PROBLEM DESCRIPTION | Leave out the pictures and return every entry exactly as it appears.

AVAILABLE RECORDS |
— START —
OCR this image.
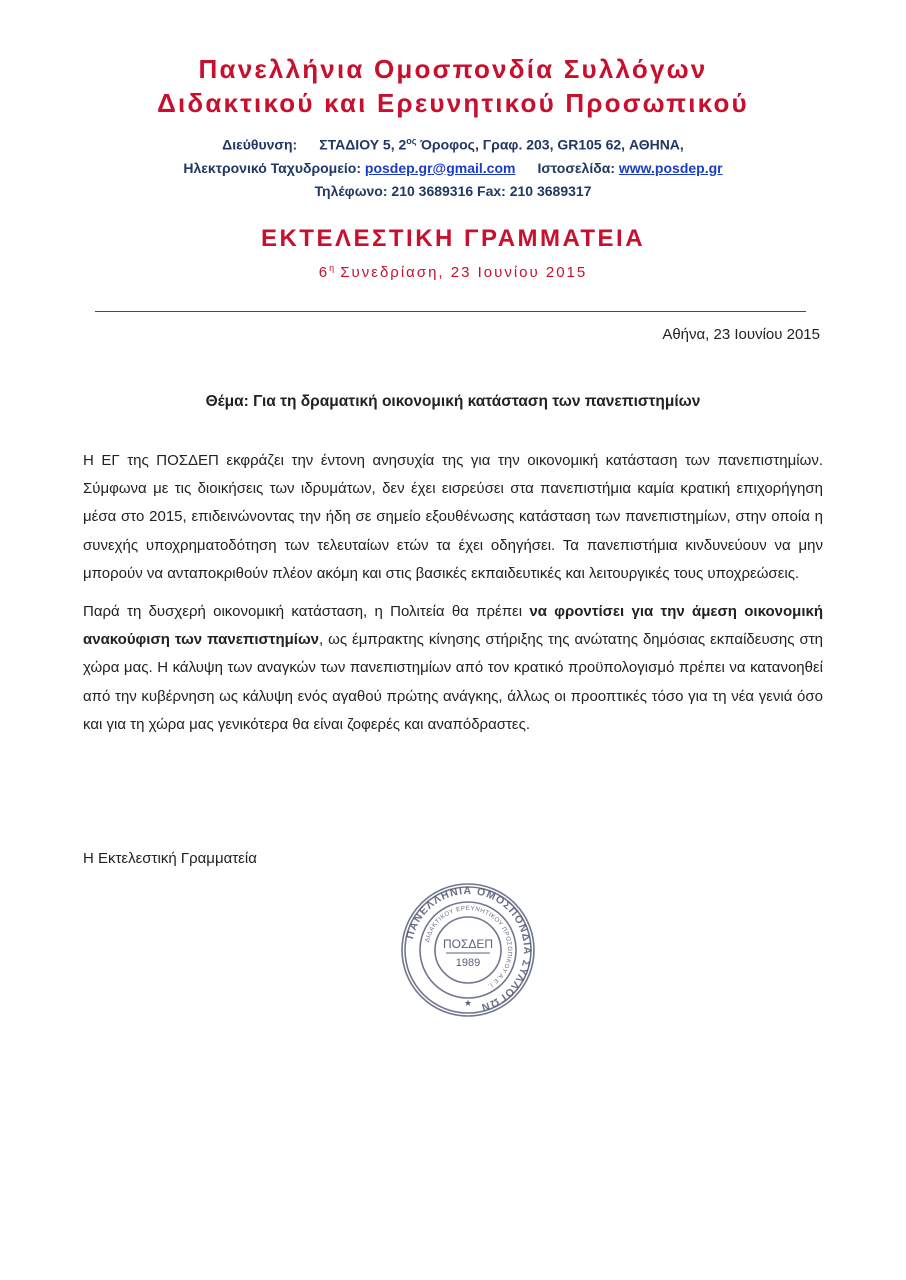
Πανελλήνια Ομοσπονδία Συλλόγων
Διδακτικού και Ερευνητικού Προσωπικού
Διεύθυνση: ΣΤΑΔΙΟΥ 5, $2^{o\varsigma}$ Όροφος, Γραφ. 203, GR105 62, ΑΘΗΝΑ,
Ηλεκτρονικό Ταχυδρομείο: posdep.gr@gmail.com Ιστοσελίδα: www.posdep.gr
Τηλέφωνο: 210 3689316 Fax: 210 3689317
ΕΚΤΕΛΕΣΤΙΚΗ ΓΡΑΜΜΑΤΕΙΑ
$6^\eta$ Συνεδρίαση, 23 Ιουνίου 2015
Αθήνα, 23 Ιουνίου 2015
Θέμα: Για τη δραματική οικονομική κατάσταση των πανεπιστημίων

Η ΕΓ της ΠΟΣΔΕΠ εκφράζει την έντονη ανησυχία της για την οικονομική κατάσταση των πανεπιστημίων. Σύμφωνα με τις διοικήσεις των ιδρυμάτων, δεν έχει εισρεύσει στα πανεπιστήμια καμία κρατική επιχορήγηση μέσα στο 2015, επιδεινώνοντας την ήδη σε σημείο εξουθένωσης κατάσταση των πανεπιστημίων, στην οποία η συνεχής υποχρηματοδότηση των τελευταίων ετών τα έχει οδηγήσει. Τα πανεπιστήμια κινδυνεύουν να μην μπορούν να ανταποκριθούν πλέον ακόμη και στις βασικές εκπαιδευτικές και λειτουργικές τους υποχρεώσεις.

Παρά τη δυσχερή οικονομική κατάσταση, η Πολιτεία θα πρέπει να φροντίσει για την άμεση οικονομική ανακούφιση των πανεπιστημίων, ως έμπρακτης κίνησης στήριξης της ανώτατης δημόσιας εκπαίδευσης στη χώρα μας. Η κάλυψη των αναγκών των πανεπιστημίων από τον κρατικό προϋπολογισμό πρέπει να κατανοηθεί από την κυβέρνηση ως κάλυψη ενός αγαθού πρώτης ανάγκης, άλλως οι προοπτικές τόσο για τη νέα γενιά όσο και για τη χώρα μας γενικότερα θα είναι ζοφερές και αναπόδραστες.

Η Εκτελεστική Γραμματεία
ΠΑΝΕΛΛΗΝΙΑ ΟΜΟΣΠΟΝΔΙΑ ΣΥΛΛΟΓΩΝ
ΔΙΔΑΚΤΙΚΟΥ ΕΡΕΥΝΗΤΙΚΟΥ ΠΡΟΣΩΠΙΚΟΥ Α.Ε.Ι.
ΠΟΣΔΕΠ
1989
★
— END —
COMPLETED EXERCISE |
OCR this image.
Πανελλήνια Ομοσπονδία Συλλόγων
Διδακτικού και Ερευνητικού Προσωπικού
Διεύθυνση: ΣΤΑΔΙΟΥ 5, $2^{o\varsigma}$ Όροφος, Γραφ. 203, GR105 62, ΑΘΗΝΑ,
Ηλεκτρονικό Ταχυδρομείο: posdep.gr@gmail.com Ιστοσελίδα: www.posdep.gr
Τηλέφωνο: 210 3689316 Fax: 210 3689317
ΕΚΤΕΛΕΣΤΙΚΗ ΓΡΑΜΜΑΤΕΙΑ
$6^\eta$ Συνεδρίαση, 23 Ιουνίου 2015
Αθήνα, 23 Ιουνίου 2015
Θέμα: Για τη δραματική οικονομική κατάσταση των πανεπιστημίων

Η ΕΓ της ΠΟΣΔΕΠ εκφράζει την έντονη ανησυχία της για την οικονομική κατάσταση των πανεπιστημίων. Σύμφωνα με τις διοικήσεις των ιδρυμάτων, δεν έχει εισρεύσει στα πανεπιστήμια καμία κρατική επιχορήγηση μέσα στο 2015, επιδεινώνοντας την ήδη σε σημείο εξουθένωσης κατάσταση των πανεπιστημίων, στην οποία η συνεχής υποχρηματοδότηση των τελευταίων ετών τα έχει οδηγήσει. Τα πανεπιστήμια κινδυνεύουν να μην μπορούν να ανταποκριθούν πλέον ακόμη και στις βασικές εκπαιδευτικές και λειτουργικές τους υποχρεώσεις.

Παρά τη δυσχερή οικονομική κατάσταση, η Πολιτεία θα πρέπει να φροντίσει για την άμεση οικονομική ανακούφιση των πανεπιστημίων, ως έμπρακτης κίνησης στήριξης της ανώτατης δημόσιας εκπαίδευσης στη χώρα μας. Η κάλυψη των αναγκών των πανεπιστημίων από τον κρατικό προϋπολογισμό πρέπει να κατανοηθεί από την κυβέρνηση ως κάλυψη ενός αγαθού πρώτης ανάγκης, άλλως οι προοπτικές τόσο για τη νέα γενιά όσο και για τη χώρα μας γενικότερα θα είναι ζοφερές και αναπόδραστες.

Η Εκτελεστική Γραμματεία
ΠΑΝΕΛΛΗΝΙΑ ΟΜΟΣΠΟΝΔΙΑ ΣΥΛΛΟΓΩΝ
ΔΙΔΑΚΤΙΚΟΥ ΕΡΕΥΝΗΤΙΚΟΥ ΠΡΟΣΩΠΙΚΟΥ Α.Ε.Ι.
ΠΟΣΔΕΠ
1989
★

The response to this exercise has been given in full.